**What needs to be done**
Give the count of lines holding the string "Position" and nothing else.
◇ ◇ ◇ ◇
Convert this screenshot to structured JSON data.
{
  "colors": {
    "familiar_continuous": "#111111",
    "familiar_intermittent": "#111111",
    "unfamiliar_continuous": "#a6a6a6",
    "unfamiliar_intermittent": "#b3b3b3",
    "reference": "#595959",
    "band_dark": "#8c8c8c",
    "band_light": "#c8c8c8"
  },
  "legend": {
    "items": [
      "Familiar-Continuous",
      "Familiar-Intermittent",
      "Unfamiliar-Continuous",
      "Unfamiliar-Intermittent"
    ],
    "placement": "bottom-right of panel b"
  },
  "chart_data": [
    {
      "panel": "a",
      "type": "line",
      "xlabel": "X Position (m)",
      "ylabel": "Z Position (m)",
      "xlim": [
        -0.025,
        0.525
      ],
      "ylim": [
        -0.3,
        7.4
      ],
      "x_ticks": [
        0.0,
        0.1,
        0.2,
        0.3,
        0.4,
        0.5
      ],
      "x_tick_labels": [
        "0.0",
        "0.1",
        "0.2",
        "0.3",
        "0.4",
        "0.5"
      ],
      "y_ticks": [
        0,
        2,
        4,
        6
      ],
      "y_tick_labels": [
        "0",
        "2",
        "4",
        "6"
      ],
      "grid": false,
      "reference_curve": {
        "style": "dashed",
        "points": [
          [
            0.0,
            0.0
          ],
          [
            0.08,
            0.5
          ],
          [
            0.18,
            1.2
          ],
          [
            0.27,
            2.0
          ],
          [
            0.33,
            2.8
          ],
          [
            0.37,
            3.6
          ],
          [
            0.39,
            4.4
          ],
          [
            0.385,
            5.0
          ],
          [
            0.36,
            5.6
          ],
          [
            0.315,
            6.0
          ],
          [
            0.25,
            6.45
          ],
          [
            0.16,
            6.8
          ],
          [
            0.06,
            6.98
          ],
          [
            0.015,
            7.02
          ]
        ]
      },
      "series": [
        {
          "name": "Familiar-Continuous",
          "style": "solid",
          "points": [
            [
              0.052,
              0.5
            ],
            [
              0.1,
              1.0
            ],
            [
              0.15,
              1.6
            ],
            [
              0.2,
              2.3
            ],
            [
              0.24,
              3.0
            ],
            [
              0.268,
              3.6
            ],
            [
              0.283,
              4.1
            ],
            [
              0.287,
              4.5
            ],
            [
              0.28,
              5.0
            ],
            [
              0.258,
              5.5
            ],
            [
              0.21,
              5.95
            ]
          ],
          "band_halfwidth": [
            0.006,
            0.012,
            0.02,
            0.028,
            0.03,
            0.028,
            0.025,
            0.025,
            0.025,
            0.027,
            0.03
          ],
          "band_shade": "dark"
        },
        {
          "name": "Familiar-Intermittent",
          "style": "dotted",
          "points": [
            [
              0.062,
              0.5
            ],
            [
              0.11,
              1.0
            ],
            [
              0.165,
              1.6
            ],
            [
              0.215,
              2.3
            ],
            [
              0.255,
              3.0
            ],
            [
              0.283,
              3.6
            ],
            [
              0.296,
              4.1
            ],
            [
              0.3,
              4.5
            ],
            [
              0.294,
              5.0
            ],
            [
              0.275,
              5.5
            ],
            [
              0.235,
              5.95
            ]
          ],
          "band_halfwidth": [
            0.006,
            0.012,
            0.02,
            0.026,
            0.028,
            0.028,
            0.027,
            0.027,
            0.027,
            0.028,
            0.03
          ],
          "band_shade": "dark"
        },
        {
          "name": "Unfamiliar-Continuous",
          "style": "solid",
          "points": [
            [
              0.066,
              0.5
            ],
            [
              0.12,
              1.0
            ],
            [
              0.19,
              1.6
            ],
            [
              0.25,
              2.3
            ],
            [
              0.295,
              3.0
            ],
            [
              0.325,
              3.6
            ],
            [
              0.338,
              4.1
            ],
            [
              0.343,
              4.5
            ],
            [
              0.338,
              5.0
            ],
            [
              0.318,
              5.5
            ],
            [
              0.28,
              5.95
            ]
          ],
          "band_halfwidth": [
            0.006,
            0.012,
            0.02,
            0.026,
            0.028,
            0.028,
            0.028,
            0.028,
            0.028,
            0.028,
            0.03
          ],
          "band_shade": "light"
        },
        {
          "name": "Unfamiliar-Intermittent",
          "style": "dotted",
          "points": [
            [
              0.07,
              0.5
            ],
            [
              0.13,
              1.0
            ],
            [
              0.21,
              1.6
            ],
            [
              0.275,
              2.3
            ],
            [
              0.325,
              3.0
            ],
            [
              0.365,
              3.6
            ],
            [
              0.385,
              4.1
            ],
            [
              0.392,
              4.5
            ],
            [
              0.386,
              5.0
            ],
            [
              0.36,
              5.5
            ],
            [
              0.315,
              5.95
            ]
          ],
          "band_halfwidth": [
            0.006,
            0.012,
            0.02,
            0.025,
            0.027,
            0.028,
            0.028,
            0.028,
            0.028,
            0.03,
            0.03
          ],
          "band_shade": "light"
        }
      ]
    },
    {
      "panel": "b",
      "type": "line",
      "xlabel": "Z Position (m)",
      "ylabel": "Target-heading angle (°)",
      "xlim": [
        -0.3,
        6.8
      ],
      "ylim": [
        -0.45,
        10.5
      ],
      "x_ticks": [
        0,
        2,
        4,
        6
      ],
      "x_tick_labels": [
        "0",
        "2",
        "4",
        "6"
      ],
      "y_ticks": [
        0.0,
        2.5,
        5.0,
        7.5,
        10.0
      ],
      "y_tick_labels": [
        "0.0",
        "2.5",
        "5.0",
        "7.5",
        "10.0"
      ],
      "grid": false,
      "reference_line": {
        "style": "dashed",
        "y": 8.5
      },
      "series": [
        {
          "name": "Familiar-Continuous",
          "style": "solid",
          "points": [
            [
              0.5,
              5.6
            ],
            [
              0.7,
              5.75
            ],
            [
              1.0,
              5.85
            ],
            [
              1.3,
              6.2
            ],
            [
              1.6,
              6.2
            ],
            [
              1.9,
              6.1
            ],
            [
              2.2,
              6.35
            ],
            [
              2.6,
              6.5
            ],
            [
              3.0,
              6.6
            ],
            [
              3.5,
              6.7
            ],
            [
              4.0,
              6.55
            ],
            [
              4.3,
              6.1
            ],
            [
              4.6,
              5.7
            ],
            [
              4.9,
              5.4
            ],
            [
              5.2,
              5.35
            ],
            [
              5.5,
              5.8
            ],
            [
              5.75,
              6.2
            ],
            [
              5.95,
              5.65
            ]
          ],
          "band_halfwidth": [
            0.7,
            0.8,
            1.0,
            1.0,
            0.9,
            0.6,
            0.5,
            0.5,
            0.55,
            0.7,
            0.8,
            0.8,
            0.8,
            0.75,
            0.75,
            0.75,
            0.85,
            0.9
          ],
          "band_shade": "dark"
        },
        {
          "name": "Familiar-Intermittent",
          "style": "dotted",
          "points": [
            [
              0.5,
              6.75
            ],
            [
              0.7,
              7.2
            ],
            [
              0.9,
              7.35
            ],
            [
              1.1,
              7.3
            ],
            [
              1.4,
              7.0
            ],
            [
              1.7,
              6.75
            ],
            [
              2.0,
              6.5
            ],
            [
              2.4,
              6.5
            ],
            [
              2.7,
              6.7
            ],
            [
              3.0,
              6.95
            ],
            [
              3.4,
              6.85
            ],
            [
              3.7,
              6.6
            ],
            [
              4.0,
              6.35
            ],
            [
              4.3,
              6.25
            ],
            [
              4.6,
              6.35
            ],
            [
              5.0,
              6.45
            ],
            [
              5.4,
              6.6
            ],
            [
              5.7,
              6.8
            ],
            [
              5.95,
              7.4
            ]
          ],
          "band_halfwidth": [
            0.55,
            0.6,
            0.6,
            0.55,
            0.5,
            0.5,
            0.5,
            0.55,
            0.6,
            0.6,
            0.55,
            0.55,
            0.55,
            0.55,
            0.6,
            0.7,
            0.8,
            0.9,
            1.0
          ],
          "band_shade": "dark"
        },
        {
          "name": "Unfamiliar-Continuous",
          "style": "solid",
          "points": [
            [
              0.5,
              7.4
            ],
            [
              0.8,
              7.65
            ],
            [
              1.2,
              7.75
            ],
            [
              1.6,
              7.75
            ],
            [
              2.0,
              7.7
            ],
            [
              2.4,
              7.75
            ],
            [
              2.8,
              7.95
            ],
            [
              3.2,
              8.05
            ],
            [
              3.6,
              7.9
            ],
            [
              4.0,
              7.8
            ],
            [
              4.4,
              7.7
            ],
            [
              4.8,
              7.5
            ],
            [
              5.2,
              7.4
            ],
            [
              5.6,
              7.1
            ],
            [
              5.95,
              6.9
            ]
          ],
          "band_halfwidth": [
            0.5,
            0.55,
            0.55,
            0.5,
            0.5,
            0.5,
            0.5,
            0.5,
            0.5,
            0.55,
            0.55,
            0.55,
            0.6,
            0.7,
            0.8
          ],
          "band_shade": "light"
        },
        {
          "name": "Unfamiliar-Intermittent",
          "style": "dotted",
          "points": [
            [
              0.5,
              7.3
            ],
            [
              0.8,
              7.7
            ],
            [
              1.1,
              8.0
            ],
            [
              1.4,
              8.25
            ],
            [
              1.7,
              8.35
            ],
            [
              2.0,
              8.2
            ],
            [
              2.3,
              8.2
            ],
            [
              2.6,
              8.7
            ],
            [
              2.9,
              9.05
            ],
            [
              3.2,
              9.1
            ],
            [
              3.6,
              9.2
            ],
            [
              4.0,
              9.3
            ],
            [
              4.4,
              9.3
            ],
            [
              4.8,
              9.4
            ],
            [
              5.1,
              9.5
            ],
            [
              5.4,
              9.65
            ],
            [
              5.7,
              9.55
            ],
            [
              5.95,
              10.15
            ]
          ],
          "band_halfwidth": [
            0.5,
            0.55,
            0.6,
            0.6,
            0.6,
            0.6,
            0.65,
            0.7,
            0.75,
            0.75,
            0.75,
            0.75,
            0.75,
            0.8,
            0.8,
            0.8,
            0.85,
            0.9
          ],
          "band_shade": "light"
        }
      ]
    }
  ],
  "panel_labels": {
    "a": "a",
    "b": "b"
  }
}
◇ ◇ ◇ ◇
**Final result**
3